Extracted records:

────────────────

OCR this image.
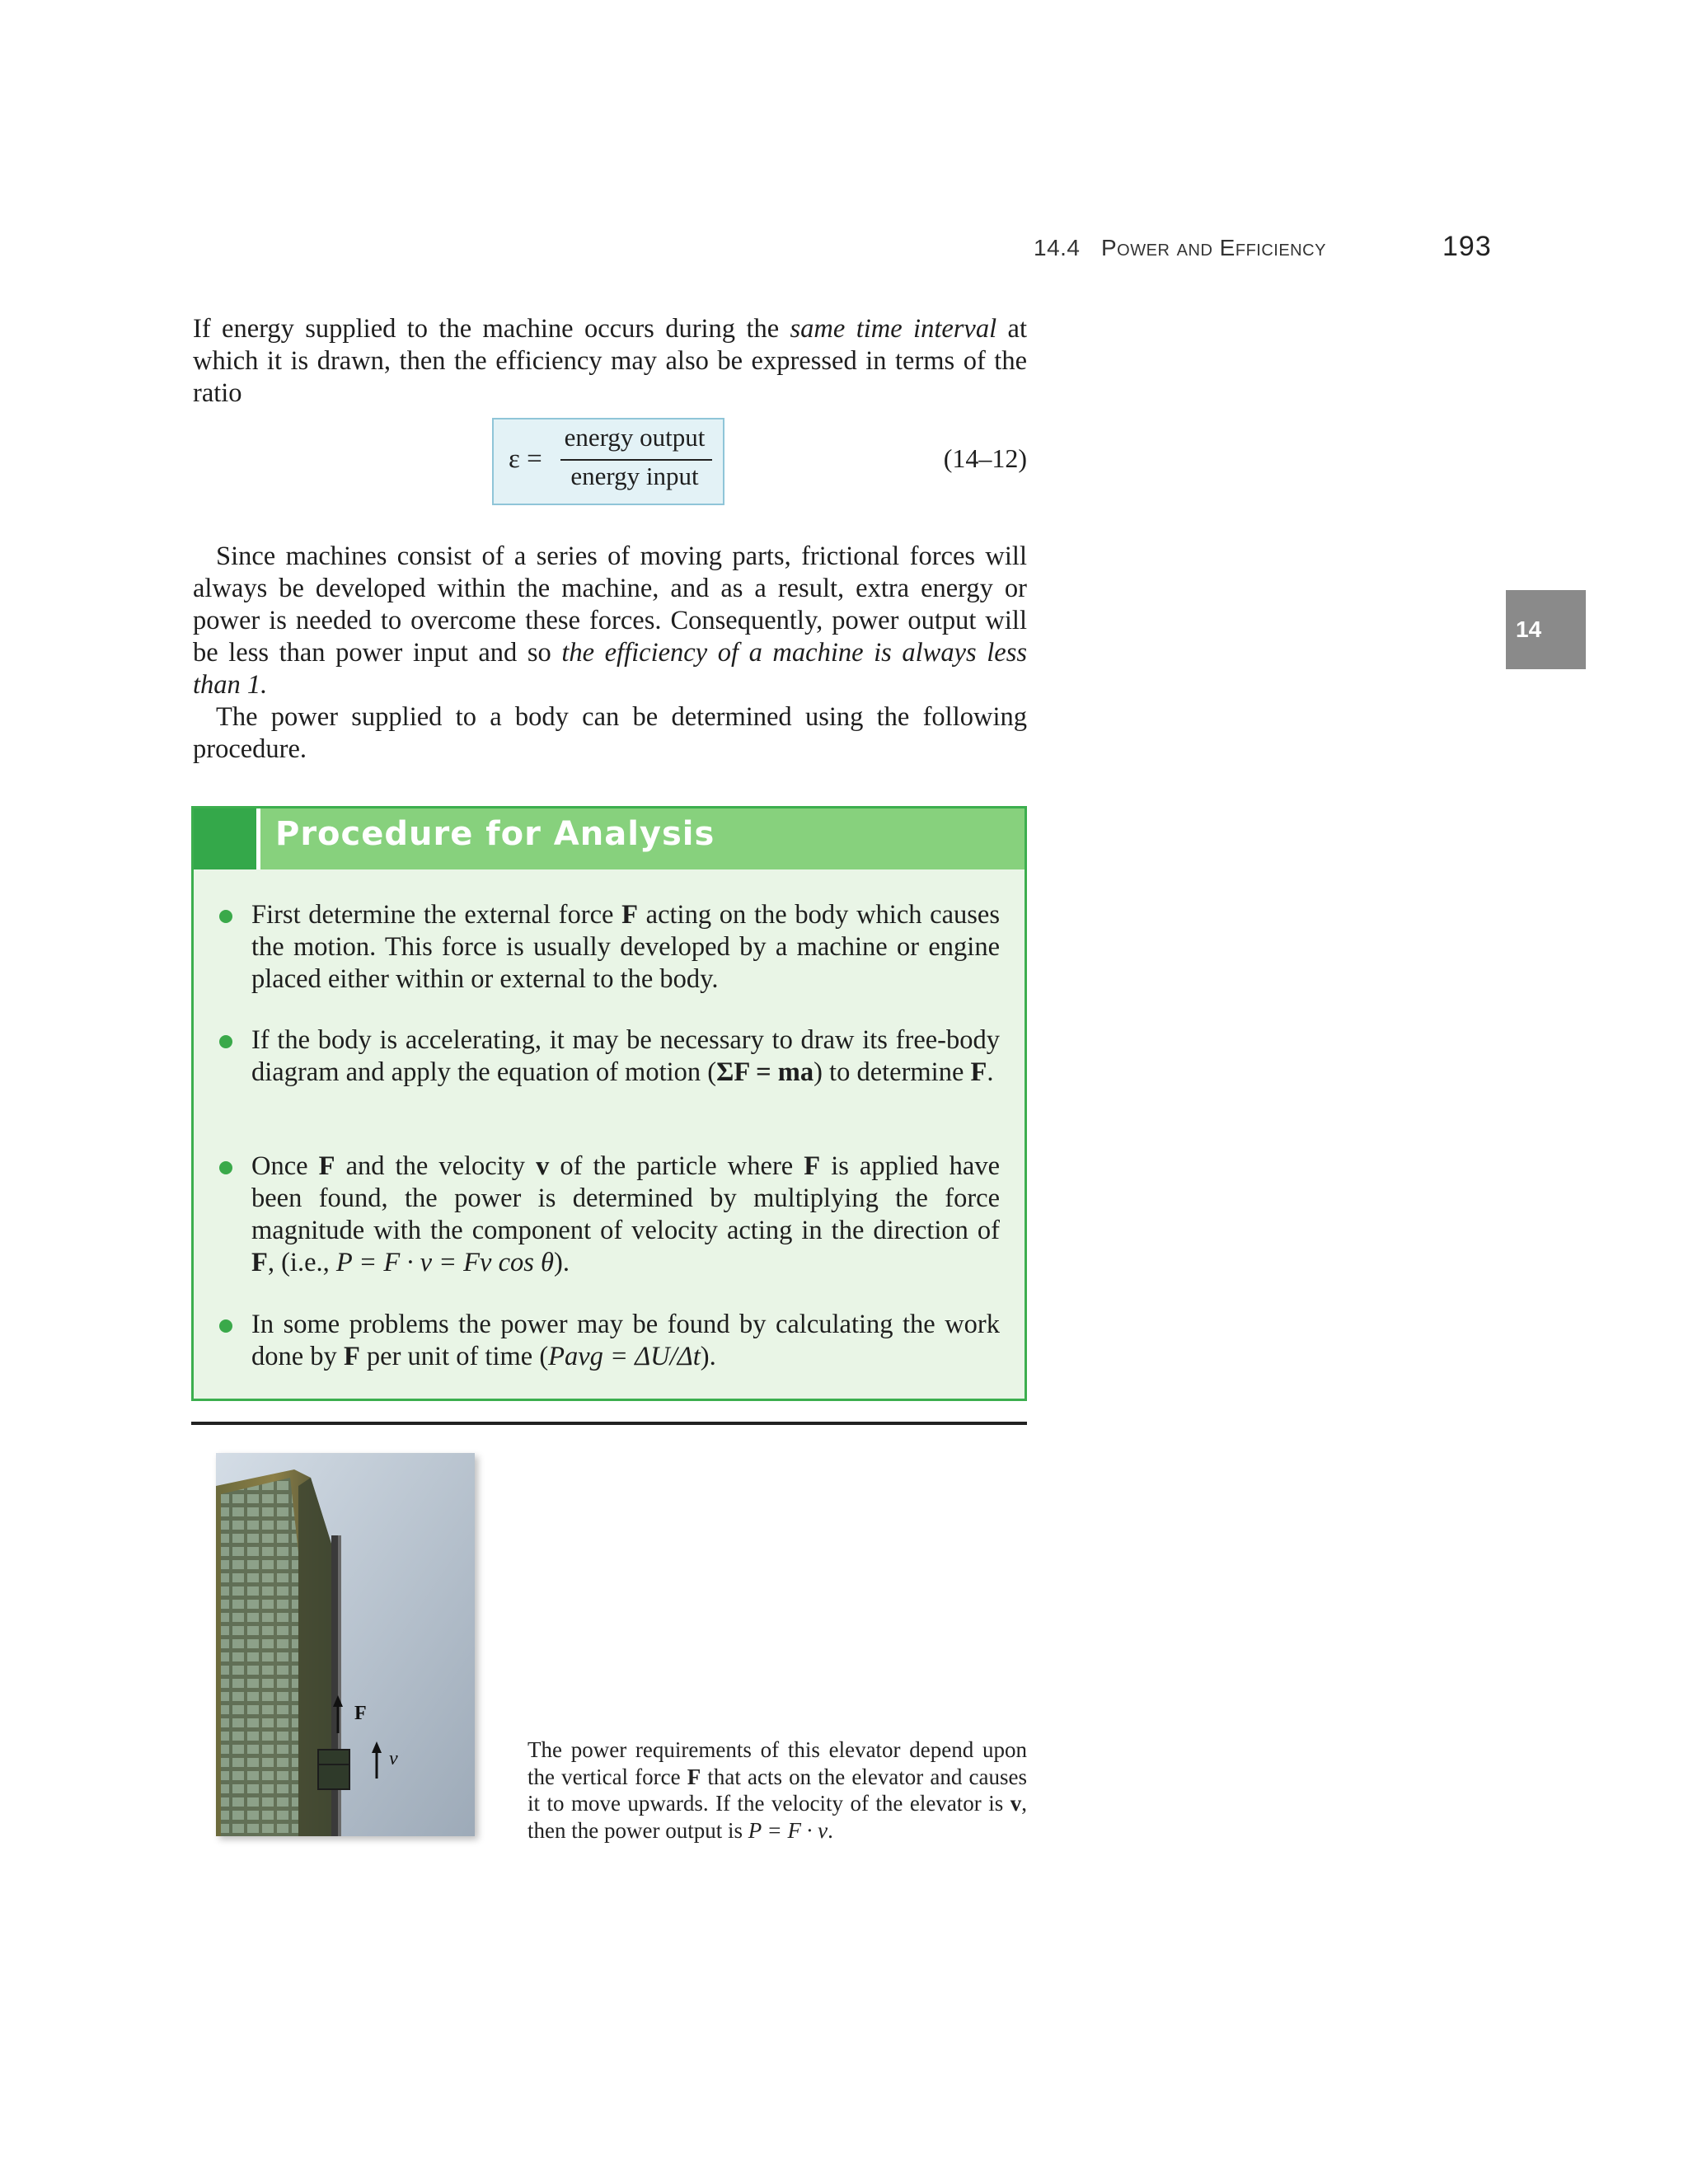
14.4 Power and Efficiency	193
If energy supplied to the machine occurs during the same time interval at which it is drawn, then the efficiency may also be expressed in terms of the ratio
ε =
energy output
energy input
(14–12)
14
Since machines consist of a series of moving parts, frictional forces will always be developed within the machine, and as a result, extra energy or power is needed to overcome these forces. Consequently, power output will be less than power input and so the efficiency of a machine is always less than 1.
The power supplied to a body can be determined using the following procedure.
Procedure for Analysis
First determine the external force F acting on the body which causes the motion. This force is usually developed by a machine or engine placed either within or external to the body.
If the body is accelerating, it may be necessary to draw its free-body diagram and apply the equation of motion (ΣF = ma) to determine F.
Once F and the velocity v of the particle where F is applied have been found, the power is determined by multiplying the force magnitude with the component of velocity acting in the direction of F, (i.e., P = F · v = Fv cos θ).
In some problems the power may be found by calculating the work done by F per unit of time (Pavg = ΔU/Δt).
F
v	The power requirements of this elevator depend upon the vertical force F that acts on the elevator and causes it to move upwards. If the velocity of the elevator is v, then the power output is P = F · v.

────────────────

**PROBLEM DESCRIPTION:** In the records above, find each line holding "which" and copy it.

**SOLUTION:**
If energy supplied to the machine occurs during the same time interval at which it is drawn, then the efficiency may also be expressed in terms of the ratio
First determine the external force F acting on the body which causes the motion. This force is usually developed by a machine or engine placed either within or external to the body.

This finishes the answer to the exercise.